EXERCISE INSTRUCTIONS | Copy the full set of lines exactly as given.

--- Start SOURCE MATERIAL ---

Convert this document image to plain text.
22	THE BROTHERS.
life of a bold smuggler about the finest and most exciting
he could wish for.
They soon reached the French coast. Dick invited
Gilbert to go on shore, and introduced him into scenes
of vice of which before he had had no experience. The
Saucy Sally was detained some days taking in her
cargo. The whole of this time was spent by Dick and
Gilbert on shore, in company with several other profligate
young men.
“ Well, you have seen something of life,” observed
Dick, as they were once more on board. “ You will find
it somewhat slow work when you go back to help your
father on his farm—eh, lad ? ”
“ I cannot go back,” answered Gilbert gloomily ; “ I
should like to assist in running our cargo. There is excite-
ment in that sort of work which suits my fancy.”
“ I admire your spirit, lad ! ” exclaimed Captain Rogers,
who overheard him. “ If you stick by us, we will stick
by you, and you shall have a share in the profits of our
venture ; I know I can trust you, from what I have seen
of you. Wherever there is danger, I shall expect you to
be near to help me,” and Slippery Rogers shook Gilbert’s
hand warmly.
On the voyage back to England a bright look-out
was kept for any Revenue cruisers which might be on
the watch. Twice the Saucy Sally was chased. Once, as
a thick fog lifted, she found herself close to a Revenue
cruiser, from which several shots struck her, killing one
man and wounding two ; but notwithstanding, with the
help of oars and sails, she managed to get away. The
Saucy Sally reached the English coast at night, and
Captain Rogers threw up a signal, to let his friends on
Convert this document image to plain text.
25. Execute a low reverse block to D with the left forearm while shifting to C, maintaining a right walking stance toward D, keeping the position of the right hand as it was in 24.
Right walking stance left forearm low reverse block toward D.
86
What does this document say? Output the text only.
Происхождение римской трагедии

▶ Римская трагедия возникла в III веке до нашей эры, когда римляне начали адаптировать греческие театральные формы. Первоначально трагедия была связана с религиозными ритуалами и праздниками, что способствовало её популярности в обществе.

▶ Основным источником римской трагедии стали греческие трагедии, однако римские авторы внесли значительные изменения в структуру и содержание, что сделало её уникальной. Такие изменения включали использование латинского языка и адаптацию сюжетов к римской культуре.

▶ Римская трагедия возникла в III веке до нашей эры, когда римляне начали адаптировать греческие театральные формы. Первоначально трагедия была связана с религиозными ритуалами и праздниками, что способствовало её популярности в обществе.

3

--- End SOURCE MATERIAL ---

FINAL RESULT |
Convert this document image to plain text.
22	THE BROTHERS.
life of a bold smuggler about the finest and most exciting
he could wish for.
They soon reached the French coast. Dick invited
Gilbert to go on shore, and introduced him into scenes
of vice of which before he had had no experience. The
Saucy Sally was detained some days taking in her
cargo. The whole of this time was spent by Dick and
Gilbert on shore, in company with several other profligate
young men.
“ Well, you have seen something of life,” observed
Dick, as they were once more on board. “ You will find
it somewhat slow work when you go back to help your
father on his farm—eh, lad ? ”
“ I cannot go back,” answered Gilbert gloomily ; “ I
should like to assist in running our cargo. There is excite-
ment in that sort of work which suits my fancy.”
“ I admire your spirit, lad ! ” exclaimed Captain Rogers,
who overheard him. “ If you stick by us, we will stick
by you, and you shall have a share in the profits of our
venture ; I know I can trust you, from what I have seen
of you. Wherever there is danger, I shall expect you to
be near to help me,” and Slippery Rogers shook Gilbert’s
hand warmly.
On the voyage back to England a bright look-out
was kept for any Revenue cruisers which might be on
the watch. Twice the Saucy Sally was chased. Once, as
a thick fog lifted, she found herself close to a Revenue
cruiser, from which several shots struck her, killing one
man and wounding two ; but notwithstanding, with the
help of oars and sails, she managed to get away. The
Saucy Sally reached the English coast at night, and
Captain Rogers threw up a signal, to let his friends on
Convert this document image to plain text.
25. Execute a low reverse block to D with the left forearm while shifting to C, maintaining a right walking stance toward D, keeping the position of the right hand as it was in 24.
Right walking stance left forearm low reverse block toward D.
86
What does this document say? Output the text only.
Происхождение римской трагедии

▶ Римская трагедия возникла в III веке до нашей эры, когда римляне начали адаптировать греческие театральные формы. Первоначально трагедия была связана с религиозными ритуалами и праздниками, что способствовало её популярности в обществе.

▶ Основным источником римской трагедии стали греческие трагедии, однако римские авторы внесли значительные изменения в структуру и содержание, что сделало её уникальной. Такие изменения включали использование латинского языка и адаптацию сюжетов к римской культуре.

▶ Римская трагедия возникла в III веке до нашей эры, когда римляне начали адаптировать греческие театральные формы. Первоначально трагедия была связана с религиозными ритуалами и праздниками, что способствовало её популярности в обществе.

3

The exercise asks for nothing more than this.